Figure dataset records

******************************

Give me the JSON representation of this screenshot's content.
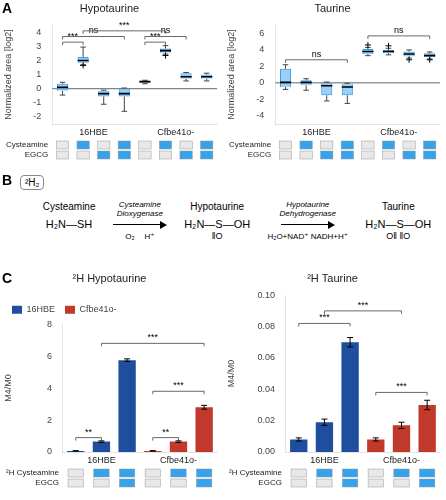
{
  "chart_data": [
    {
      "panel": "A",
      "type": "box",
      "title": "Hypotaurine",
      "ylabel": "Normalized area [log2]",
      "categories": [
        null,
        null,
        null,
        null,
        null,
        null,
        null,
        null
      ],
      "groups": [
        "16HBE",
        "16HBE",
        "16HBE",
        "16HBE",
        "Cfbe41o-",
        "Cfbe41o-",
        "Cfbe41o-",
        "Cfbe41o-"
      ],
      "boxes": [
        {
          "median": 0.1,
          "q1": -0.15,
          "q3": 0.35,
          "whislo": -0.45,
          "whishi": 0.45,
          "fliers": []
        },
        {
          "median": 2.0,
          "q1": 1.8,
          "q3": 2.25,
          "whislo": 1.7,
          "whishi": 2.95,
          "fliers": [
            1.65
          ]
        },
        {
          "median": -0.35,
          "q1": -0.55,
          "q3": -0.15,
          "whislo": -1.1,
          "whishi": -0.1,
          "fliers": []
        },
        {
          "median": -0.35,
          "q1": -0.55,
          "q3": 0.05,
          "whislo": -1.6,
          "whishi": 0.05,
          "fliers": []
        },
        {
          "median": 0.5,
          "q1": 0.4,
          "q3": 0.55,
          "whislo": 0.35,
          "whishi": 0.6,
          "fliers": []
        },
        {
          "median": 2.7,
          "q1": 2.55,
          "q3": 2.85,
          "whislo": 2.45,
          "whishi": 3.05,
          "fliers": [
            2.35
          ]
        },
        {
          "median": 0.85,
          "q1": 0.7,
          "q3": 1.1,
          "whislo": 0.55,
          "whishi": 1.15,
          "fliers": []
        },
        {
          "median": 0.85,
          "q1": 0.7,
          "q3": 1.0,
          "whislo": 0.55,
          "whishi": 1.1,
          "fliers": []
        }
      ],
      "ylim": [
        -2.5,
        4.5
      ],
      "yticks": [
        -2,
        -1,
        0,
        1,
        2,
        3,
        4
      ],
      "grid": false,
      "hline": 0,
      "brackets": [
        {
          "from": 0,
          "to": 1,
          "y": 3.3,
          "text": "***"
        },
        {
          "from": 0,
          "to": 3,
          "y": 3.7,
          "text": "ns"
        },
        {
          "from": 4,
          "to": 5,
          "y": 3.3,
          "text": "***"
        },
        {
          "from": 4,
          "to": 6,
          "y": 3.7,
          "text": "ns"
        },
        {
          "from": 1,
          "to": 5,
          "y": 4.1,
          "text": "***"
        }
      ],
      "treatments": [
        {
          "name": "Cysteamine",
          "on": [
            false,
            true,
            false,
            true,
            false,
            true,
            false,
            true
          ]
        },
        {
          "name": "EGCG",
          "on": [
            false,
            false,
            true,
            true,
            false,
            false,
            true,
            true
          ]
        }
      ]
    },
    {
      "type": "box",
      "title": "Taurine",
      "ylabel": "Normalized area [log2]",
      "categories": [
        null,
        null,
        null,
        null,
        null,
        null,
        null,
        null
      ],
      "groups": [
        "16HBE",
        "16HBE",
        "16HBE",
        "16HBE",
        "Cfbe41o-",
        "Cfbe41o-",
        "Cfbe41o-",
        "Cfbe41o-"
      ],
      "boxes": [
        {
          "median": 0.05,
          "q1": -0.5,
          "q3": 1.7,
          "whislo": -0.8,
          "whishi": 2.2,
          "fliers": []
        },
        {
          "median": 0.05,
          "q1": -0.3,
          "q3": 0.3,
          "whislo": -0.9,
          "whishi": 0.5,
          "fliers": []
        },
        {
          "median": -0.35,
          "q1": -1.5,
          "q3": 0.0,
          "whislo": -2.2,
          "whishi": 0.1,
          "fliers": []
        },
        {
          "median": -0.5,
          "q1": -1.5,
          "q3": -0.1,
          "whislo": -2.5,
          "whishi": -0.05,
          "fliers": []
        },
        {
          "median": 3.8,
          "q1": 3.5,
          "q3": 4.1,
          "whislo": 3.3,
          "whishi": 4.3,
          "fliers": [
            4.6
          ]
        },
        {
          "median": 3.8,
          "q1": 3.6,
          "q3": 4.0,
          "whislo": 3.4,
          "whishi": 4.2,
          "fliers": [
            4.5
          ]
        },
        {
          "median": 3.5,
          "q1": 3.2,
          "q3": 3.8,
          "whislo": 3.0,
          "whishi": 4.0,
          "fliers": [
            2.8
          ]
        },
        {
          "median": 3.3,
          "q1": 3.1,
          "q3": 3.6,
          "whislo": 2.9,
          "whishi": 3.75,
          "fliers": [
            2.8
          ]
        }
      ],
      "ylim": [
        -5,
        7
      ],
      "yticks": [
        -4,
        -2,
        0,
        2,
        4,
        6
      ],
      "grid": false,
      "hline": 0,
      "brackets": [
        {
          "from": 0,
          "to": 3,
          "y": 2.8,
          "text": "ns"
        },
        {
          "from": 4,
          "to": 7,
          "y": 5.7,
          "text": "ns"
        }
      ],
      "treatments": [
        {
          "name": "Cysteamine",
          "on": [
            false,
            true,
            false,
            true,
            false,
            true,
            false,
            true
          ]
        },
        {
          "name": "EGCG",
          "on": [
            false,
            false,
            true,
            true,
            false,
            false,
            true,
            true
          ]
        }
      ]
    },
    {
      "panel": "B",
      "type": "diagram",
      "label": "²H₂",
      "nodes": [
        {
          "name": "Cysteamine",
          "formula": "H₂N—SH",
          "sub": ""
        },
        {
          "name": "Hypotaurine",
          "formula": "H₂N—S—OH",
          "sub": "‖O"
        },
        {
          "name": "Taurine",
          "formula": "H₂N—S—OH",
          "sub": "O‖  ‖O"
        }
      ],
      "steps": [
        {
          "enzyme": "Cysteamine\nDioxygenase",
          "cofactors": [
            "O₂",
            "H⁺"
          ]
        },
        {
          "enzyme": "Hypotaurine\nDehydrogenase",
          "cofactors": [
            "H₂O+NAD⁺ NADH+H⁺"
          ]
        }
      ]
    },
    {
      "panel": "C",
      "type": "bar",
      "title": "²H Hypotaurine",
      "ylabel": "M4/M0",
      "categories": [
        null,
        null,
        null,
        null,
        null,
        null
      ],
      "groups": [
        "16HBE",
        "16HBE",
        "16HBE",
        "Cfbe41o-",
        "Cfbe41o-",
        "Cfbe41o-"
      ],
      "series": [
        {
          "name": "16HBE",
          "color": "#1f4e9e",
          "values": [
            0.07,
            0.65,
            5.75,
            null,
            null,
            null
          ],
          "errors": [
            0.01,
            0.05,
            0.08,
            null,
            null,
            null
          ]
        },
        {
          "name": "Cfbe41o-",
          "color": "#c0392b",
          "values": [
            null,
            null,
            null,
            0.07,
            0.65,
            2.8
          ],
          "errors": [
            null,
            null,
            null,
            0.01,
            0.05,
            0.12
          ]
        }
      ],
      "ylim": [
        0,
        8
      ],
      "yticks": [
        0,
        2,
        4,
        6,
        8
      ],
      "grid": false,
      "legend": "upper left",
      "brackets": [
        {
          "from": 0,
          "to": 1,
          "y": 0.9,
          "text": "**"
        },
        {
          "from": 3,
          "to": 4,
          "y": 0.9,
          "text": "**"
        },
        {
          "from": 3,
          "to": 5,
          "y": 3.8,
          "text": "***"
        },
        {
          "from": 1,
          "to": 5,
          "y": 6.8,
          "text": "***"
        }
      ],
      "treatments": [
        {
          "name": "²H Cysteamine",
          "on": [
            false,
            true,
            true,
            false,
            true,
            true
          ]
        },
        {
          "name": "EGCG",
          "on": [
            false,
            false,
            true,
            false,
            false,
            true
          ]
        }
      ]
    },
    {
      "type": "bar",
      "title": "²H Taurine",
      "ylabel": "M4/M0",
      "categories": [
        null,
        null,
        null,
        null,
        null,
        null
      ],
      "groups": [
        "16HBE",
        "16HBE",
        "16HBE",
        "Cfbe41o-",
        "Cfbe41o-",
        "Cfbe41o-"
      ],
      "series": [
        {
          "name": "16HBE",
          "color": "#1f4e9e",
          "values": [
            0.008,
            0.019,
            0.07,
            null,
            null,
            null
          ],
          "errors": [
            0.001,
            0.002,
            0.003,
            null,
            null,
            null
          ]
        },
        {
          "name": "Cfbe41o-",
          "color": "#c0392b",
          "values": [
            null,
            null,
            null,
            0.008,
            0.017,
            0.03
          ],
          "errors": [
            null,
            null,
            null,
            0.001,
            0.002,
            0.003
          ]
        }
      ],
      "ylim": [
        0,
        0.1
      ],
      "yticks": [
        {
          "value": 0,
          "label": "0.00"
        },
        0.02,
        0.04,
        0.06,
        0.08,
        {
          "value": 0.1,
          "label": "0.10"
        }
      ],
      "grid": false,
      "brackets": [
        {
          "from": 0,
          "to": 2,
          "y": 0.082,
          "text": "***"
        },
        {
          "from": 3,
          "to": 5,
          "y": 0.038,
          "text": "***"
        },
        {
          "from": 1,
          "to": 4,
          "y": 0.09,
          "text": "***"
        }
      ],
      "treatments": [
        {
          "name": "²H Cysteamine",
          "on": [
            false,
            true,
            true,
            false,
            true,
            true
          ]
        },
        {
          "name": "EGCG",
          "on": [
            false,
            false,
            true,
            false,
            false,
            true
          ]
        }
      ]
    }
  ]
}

******************************

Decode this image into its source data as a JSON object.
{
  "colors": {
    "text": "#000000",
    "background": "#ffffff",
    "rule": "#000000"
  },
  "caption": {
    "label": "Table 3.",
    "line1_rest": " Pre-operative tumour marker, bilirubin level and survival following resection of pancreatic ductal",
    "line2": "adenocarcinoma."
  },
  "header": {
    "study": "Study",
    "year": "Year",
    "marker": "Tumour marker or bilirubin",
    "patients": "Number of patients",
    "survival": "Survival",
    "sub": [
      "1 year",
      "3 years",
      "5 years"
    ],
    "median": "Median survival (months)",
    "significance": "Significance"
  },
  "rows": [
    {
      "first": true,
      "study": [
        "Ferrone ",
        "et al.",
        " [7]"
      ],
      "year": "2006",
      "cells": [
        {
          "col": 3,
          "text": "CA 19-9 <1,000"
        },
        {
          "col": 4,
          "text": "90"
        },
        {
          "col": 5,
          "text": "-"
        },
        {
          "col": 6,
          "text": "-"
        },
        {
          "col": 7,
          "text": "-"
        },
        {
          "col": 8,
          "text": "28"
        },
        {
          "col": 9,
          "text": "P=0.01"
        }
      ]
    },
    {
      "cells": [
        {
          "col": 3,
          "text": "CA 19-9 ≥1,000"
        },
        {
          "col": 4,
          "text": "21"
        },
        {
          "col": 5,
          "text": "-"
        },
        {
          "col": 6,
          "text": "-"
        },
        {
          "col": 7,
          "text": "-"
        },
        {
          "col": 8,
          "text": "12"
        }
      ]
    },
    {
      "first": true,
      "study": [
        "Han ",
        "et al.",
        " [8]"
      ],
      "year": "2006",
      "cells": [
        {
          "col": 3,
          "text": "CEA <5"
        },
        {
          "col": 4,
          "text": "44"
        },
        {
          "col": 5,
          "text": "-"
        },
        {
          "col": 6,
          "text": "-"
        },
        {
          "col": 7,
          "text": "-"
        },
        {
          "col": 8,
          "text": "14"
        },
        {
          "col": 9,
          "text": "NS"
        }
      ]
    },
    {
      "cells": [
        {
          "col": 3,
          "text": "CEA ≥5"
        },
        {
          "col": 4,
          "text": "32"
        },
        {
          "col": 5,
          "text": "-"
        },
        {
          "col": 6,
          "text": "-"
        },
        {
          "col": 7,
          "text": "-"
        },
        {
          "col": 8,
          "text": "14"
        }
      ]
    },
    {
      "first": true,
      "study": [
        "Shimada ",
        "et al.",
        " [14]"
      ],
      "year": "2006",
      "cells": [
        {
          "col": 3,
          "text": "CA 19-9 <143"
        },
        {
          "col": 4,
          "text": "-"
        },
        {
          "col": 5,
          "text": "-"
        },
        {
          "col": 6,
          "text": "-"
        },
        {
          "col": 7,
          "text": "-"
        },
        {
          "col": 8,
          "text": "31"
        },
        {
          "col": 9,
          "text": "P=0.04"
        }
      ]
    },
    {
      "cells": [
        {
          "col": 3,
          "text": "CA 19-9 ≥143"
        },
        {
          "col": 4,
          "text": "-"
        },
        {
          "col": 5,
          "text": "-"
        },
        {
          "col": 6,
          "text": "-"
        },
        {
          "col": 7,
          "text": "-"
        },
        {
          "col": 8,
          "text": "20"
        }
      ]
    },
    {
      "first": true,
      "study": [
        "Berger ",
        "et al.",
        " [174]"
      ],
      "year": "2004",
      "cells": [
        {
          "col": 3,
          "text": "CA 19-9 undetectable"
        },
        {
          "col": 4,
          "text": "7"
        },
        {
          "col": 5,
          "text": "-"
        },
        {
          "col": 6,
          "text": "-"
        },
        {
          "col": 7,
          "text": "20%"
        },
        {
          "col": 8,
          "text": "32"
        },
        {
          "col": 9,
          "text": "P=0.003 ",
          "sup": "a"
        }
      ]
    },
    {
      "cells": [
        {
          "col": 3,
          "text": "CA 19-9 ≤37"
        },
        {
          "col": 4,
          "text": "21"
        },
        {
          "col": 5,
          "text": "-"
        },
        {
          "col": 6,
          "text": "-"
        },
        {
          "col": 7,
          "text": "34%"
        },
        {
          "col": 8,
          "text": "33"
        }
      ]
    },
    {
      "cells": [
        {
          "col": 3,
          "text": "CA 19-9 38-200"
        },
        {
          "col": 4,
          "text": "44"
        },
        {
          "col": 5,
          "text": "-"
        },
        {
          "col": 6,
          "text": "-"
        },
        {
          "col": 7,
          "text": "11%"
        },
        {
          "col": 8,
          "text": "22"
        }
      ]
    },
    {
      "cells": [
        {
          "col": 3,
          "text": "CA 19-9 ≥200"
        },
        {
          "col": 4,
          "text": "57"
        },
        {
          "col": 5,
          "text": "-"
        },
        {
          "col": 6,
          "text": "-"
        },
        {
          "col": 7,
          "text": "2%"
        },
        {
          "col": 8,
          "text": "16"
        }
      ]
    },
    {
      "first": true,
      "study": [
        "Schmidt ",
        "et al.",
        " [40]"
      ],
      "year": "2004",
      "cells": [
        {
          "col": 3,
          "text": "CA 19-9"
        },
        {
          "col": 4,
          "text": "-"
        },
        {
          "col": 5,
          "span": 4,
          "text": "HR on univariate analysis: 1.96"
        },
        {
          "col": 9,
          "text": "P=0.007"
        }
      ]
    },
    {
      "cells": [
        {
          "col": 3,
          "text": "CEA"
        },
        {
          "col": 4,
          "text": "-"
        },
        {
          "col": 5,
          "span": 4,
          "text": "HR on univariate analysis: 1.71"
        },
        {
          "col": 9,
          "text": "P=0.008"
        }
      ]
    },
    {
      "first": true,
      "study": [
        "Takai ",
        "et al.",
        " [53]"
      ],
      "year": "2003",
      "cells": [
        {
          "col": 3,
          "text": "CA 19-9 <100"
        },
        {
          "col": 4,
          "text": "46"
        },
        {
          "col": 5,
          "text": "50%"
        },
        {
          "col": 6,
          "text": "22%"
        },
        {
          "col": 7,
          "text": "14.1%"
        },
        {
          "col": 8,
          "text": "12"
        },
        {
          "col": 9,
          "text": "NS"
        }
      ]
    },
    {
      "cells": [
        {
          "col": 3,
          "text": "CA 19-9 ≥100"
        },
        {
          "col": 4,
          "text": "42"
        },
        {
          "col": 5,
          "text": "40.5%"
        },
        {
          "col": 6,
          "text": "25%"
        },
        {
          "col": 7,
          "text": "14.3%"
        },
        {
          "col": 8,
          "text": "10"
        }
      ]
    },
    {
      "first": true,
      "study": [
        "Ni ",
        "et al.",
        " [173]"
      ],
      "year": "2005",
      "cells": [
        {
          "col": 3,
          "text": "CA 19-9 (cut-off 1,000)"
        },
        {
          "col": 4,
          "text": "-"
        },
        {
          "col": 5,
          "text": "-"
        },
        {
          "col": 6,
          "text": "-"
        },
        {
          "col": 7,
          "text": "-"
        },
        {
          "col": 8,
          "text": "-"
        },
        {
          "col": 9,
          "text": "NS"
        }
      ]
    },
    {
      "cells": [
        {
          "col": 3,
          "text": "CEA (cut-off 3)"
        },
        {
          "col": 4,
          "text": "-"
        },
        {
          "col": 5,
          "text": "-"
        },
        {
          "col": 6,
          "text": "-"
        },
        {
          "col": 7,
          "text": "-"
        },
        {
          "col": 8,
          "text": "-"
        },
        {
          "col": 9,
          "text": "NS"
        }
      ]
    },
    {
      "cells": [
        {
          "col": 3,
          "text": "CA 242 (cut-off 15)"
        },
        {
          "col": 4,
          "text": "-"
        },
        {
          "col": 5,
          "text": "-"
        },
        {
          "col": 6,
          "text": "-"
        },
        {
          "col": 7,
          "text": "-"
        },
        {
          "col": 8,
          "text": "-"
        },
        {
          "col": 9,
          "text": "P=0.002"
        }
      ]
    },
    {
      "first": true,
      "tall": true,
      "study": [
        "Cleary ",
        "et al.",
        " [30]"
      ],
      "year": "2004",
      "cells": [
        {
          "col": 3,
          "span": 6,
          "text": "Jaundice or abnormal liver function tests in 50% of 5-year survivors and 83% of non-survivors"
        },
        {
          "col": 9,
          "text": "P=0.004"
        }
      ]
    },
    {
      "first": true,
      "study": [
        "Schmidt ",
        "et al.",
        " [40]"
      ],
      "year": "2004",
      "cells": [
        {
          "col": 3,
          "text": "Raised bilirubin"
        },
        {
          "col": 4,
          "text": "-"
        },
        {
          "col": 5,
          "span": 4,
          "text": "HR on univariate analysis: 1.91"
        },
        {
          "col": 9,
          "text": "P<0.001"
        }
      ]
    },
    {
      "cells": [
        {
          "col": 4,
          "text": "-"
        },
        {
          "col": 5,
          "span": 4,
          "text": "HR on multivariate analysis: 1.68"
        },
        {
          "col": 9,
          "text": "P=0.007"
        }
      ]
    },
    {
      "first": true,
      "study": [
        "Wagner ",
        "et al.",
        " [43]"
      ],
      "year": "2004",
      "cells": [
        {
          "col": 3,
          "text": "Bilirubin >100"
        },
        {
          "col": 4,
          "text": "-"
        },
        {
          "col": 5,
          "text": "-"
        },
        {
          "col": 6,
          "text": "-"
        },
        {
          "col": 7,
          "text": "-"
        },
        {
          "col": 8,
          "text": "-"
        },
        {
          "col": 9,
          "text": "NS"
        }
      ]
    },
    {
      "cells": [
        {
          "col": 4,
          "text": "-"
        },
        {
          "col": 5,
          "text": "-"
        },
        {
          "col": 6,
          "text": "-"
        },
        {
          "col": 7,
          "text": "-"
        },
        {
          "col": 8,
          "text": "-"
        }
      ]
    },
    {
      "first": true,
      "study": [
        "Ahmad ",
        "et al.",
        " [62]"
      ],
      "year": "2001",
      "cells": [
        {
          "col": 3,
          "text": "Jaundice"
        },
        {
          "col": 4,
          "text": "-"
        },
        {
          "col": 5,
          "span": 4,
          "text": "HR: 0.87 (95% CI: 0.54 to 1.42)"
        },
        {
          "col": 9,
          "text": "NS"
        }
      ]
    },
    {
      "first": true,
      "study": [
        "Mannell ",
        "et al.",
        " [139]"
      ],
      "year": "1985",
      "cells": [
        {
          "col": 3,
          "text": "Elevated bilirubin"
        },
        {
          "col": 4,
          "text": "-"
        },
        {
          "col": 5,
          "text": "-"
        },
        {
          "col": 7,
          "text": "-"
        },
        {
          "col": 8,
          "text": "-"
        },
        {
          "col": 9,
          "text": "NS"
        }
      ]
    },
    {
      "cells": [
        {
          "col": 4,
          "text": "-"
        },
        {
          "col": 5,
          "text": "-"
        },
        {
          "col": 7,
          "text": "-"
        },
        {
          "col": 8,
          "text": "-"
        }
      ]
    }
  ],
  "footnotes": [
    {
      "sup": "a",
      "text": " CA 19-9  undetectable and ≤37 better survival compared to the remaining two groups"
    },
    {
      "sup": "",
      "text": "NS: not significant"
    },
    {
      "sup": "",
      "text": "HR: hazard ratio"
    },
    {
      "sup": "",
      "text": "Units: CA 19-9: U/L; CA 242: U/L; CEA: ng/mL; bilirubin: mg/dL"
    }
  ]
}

******************************

● Assignment:
Copy the lines from the entries above in which the word "this" appears.

● Exercise response:
Give me the JSON representation of this screenshot's content.
Decode this image into its source data as a JSON object.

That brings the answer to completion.